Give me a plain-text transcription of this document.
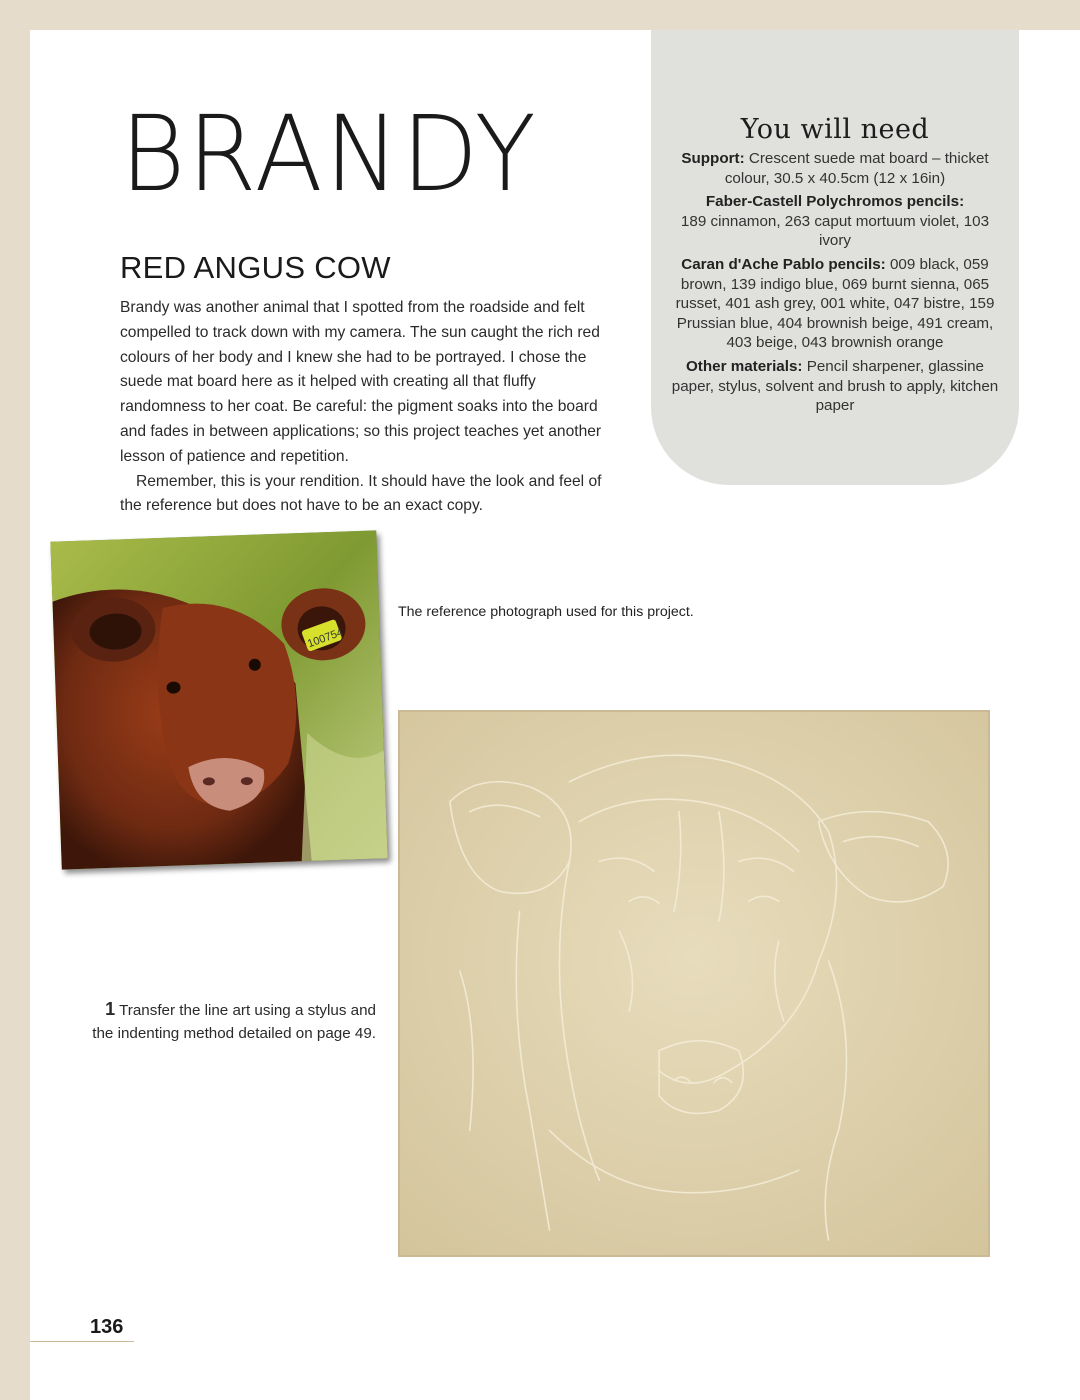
BRANDY
RED ANGUS COW

Brandy was another animal that I spotted from the roadside and felt compelled to track down with my camera. The sun caught the rich red colours of her body and I knew she had to be portrayed. I chose the suede mat board here as it helped with creating all that fluffy randomness to her coat. Be careful: the pigment soaks into the board and fades in between applications; so this project teaches yet another lesson of patience and repetition.

Remember, this is your rendition. It should have the look and feel of the reference but does not have to be an exact copy.

You will need
Support: Crescent suede mat board – thicket colour, 30.5 x 40.5cm (12 x 16in)
Faber-Castell Polychromos pencils:
189 cinnamon, 263 caput mortuum violet, 103 ivory
Caran d'Ache Pablo pencils: 009 black, 059 brown, 139 indigo blue, 069 burnt sienna, 065 russet, 401 ash grey, 001 white, 047 bistre, 159 Prussian blue, 404 brownish beige, 491 cream, 403 beige, 043 brownish orange
Other materials: Pencil sharpener, glassine paper, stylus, solvent and brush to apply, kitchen paper
100754
The reference photograph used for this project.
1 Transfer the line art using a stylus and the indenting method detailed on page 49.
136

:::::

Each entry should be repeated exactly as it appears; the pictures stay out.

— Solved problem —
Give me a plain-text transcription of this document.
BRANDY
RED ANGUS COW

Brandy was another animal that I spotted from the roadside and felt compelled to track down with my camera. The sun caught the rich red colours of her body and I knew she had to be portrayed. I chose the suede mat board here as it helped with creating all that fluffy randomness to her coat. Be careful: the pigment soaks into the board and fades in between applications; so this project teaches yet another lesson of patience and repetition.

Remember, this is your rendition. It should have the look and feel of the reference but does not have to be an exact copy.

You will need
Support: Crescent suede mat board – thicket colour, 30.5 x 40.5cm (12 x 16in)
Faber-Castell Polychromos pencils:
189 cinnamon, 263 caput mortuum violet, 103 ivory
Caran d'Ache Pablo pencils: 009 black, 059 brown, 139 indigo blue, 069 burnt sienna, 065 russet, 401 ash grey, 001 white, 047 bistre, 159 Prussian blue, 404 brownish beige, 491 cream, 403 beige, 043 brownish orange
Other materials: Pencil sharpener, glassine paper, stylus, solvent and brush to apply, kitchen paper
100754
The reference photograph used for this project.
1 Transfer the line art using a stylus and the indenting method detailed on page 49.
136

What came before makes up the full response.